_WHAT TO WORK ON_.
For the data below, work out how many lines include the string "drink" and report only the number.

_DATASET EXCERPTS_.
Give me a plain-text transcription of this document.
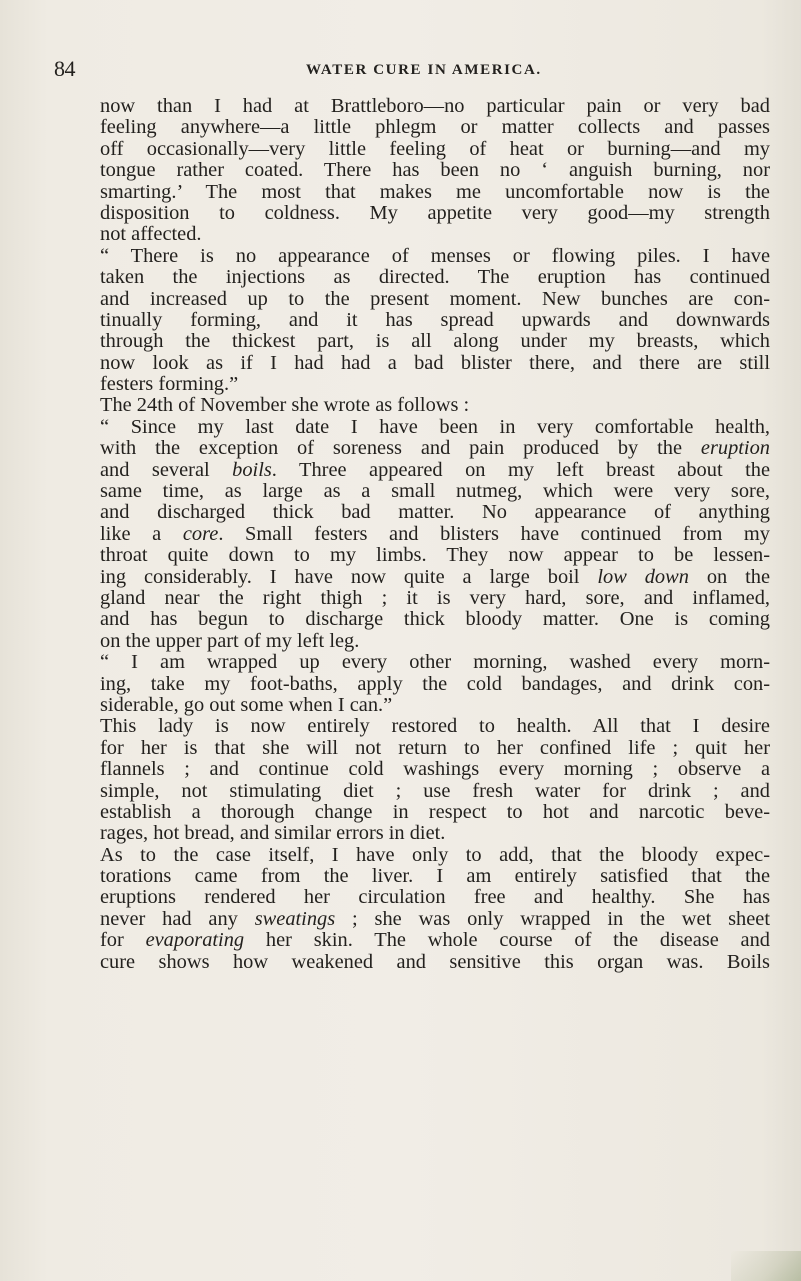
84	WATER CURE IN AMERICA.
now than I had at Brattleboro—no particular pain or very bad
feeling anywhere—a little phlegm or matter collects and passes
off occasionally—very little feeling of heat or burning—and my
tongue rather coated. There has been no ‘ anguish burning, nor
smarting.’ The most that makes me uncomfortable now is the
disposition to coldness. My appetite very good—my strength
not affected.
“ There is no appearance of menses or flowing piles. I have
taken the injections as directed. The eruption has continued
and increased up to the present moment. New bunches are con-
tinually forming, and it has spread upwards and downwards
through the thickest part, is all along under my breasts, which
now look as if I had had a bad blister there, and there are still
festers forming.”
The 24th of November she wrote as follows :
“ Since my last date I have been in very comfortable health,
with the exception of soreness and pain produced by the eruption
and several boils. Three appeared on my left breast about the
same time, as large as a small nutmeg, which were very sore,
and discharged thick bad matter. No appearance of anything
like a core. Small festers and blisters have continued from my
throat quite down to my limbs. They now appear to be lessen-
ing considerably. I have now quite a large boil low down on the
gland near the right thigh ; it is very hard, sore, and inflamed,
and has begun to discharge thick bloody matter. One is coming
on the upper part of my left leg.
“ I am wrapped up every other morning, washed every morn-
ing, take my foot-baths, apply the cold bandages, and drink con-
siderable, go out some when I can.”
This lady is now entirely restored to health. All that I desire
for her is that she will not return to her confined life ; quit her
flannels ; and continue cold washings every morning ; observe a
simple, not stimulating diet ; use fresh water for drink ; and
establish a thorough change in respect to hot and narcotic beve-
rages, hot bread, and similar errors in diet.
As to the case itself, I have only to add, that the bloody expec-
torations came from the liver. I am entirely satisfied that the
eruptions rendered her circulation free and healthy. She has
never had any sweatings ; she was only wrapped in the wet sheet
for evaporating her skin. The whole course of the disease and
cure shows how weakened and sensitive this organ was. Boils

_TASK OUTPUT_.
2